--- Start Exercise inputs ---

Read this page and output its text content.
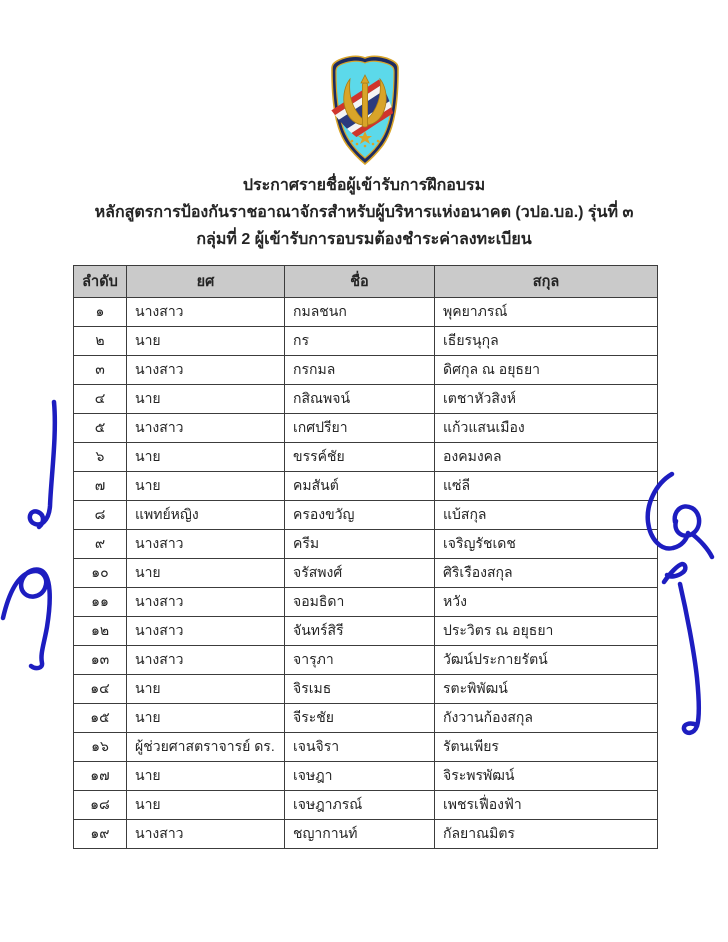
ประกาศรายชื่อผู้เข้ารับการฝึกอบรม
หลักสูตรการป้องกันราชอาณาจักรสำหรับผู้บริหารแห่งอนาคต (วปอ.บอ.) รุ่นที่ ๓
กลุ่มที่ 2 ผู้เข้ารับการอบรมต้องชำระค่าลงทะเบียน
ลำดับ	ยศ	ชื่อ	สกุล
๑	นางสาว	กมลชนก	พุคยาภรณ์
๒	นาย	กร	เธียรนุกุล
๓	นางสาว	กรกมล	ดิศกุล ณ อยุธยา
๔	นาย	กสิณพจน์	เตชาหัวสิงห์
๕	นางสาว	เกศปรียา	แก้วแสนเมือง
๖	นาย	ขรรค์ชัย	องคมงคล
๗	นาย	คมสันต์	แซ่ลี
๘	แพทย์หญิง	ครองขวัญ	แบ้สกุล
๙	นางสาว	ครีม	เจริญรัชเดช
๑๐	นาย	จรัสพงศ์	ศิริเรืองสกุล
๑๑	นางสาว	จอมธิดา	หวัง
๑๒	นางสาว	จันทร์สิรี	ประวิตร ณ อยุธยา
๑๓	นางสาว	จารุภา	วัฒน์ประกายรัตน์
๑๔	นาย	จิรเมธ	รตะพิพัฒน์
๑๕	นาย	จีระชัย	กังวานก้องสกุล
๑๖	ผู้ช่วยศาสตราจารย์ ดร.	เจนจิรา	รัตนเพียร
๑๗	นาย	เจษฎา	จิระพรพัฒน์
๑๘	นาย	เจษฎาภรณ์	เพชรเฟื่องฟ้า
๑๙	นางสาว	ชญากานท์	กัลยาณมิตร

--- End Exercise inputs ---
--- Start Exercise inputs ---

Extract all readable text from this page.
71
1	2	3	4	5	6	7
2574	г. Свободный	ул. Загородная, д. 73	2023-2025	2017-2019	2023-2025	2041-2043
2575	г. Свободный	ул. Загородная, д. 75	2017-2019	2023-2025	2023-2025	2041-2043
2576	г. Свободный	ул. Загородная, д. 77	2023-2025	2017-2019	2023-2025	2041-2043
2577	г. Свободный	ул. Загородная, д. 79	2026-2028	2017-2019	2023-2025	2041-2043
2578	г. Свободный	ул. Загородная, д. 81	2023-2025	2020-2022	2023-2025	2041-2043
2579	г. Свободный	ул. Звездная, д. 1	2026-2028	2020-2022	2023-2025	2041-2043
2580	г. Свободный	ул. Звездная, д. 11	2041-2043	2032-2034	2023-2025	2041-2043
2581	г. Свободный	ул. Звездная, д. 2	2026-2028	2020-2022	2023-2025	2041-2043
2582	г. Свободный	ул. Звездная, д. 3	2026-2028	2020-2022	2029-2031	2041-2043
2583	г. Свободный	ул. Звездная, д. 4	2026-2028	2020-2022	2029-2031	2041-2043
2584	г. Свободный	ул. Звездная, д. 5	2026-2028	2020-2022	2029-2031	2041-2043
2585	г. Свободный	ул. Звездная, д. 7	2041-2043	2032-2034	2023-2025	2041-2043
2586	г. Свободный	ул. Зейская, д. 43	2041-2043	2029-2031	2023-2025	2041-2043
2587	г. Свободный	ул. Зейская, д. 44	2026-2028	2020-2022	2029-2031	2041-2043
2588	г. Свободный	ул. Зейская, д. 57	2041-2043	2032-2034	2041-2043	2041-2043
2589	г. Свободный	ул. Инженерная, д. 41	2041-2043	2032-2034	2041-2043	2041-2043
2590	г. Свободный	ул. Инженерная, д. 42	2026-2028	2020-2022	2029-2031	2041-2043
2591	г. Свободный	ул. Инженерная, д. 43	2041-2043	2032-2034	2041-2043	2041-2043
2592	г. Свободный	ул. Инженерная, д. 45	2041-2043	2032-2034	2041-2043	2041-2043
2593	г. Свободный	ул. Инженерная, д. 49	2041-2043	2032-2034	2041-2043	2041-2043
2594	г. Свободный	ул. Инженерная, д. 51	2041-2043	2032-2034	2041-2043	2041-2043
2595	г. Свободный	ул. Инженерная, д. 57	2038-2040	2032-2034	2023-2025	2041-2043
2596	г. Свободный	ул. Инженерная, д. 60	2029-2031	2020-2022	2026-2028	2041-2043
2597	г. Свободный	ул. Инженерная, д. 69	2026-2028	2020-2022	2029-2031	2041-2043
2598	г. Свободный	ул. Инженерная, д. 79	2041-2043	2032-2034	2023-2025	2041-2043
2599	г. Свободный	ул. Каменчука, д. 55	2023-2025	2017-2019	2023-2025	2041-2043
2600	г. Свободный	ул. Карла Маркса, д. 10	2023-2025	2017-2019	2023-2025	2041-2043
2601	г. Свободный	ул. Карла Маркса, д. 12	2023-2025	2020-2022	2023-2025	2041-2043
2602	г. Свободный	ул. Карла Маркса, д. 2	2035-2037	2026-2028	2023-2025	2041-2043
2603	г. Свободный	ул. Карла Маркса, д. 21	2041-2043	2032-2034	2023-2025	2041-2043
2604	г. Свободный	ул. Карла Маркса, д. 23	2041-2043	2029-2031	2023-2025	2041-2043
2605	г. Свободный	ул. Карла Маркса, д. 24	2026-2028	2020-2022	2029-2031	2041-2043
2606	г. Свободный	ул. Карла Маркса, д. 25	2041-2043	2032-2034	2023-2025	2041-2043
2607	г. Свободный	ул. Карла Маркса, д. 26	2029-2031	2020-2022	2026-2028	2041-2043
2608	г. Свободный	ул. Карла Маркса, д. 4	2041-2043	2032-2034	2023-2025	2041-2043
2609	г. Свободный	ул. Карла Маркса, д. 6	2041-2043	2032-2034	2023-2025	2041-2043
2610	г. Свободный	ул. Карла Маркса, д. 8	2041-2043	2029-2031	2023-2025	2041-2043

--- End Exercise inputs ---

#### [Exercise goal]
Filter the entries down to the lines with the word "this" in them.

#### [In response]
Read this page and output its text content.
Extract all readable text from this page.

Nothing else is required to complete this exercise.